Supplied material:

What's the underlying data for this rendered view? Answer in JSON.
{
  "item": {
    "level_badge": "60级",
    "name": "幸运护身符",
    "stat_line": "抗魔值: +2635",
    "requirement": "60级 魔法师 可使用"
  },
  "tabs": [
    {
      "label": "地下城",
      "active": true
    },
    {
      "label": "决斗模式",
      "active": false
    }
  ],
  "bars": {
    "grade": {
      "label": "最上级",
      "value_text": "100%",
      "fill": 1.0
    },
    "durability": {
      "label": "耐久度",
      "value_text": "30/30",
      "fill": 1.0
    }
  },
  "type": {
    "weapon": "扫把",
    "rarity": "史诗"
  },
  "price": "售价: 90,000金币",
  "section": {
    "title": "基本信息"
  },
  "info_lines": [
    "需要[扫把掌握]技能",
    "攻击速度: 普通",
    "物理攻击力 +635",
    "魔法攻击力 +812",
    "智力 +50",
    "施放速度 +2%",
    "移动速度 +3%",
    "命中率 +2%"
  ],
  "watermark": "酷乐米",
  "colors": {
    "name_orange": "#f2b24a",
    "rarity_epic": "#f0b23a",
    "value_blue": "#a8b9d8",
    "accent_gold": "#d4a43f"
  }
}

Brief: Filter out every line that lacks the word "label", and copy the rest.

Correct answer:
      "label": "地下城",
      "label": "决斗模式",
      "label": "最上级",
      "label": "耐久度",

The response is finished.